Copy out each line in the material below that has the word "name".

## start Provided entries

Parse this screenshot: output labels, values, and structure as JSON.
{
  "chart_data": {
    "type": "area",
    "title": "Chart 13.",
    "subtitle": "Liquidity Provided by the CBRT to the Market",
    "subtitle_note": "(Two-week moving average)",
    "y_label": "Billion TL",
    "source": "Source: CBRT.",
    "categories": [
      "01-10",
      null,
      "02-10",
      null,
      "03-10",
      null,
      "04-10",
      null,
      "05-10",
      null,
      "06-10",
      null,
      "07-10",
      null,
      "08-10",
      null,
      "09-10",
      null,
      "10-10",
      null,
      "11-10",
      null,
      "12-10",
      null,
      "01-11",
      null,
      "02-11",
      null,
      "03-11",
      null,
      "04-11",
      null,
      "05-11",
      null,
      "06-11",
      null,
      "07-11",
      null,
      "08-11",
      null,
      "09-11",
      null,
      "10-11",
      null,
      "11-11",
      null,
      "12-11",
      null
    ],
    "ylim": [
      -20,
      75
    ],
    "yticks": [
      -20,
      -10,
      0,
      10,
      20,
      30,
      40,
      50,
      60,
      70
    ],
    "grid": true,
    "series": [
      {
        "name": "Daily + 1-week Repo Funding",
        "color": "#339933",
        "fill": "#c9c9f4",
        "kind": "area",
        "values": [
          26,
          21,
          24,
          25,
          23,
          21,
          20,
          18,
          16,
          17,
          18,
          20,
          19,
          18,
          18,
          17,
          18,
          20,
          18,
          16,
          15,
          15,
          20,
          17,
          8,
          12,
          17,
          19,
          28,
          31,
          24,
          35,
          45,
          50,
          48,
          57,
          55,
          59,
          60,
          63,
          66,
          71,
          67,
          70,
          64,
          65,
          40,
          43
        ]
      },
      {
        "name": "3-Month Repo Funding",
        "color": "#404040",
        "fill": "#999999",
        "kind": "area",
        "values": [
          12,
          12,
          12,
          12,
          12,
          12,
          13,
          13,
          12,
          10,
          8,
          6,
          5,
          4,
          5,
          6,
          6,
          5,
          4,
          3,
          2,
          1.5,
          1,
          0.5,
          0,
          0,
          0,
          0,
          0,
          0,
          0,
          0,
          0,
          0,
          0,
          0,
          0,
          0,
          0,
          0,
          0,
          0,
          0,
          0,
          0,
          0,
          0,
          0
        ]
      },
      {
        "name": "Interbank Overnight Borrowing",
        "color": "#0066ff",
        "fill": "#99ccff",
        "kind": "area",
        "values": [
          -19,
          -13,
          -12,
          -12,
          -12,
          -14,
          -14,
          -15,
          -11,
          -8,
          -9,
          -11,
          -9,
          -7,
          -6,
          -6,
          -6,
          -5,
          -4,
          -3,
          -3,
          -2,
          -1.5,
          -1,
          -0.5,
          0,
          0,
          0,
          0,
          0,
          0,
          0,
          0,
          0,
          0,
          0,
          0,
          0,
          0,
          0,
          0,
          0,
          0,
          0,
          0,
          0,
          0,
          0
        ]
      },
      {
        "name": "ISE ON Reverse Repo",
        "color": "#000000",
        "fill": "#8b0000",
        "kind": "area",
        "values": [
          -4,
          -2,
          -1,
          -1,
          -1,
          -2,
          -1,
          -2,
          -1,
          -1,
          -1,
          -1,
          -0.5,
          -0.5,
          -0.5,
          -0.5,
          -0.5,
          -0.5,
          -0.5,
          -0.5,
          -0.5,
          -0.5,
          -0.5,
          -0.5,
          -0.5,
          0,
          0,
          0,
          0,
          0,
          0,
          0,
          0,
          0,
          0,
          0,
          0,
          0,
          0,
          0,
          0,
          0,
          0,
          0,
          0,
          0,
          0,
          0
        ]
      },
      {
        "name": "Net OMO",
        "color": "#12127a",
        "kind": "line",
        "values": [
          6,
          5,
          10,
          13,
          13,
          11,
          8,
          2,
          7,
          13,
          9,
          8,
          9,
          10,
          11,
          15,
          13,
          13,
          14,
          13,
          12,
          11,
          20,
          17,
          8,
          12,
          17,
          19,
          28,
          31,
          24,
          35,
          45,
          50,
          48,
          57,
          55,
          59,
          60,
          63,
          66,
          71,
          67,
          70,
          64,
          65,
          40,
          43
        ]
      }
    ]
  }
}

## end Provided entries

● **Exercise result**
        "name": "Daily + 1-week Repo Funding",
        "name": "3-Month Repo Funding",
        "name": "Interbank Overnight Borrowing",
        "name": "ISE ON Reverse Repo",
        "name": "Net OMO",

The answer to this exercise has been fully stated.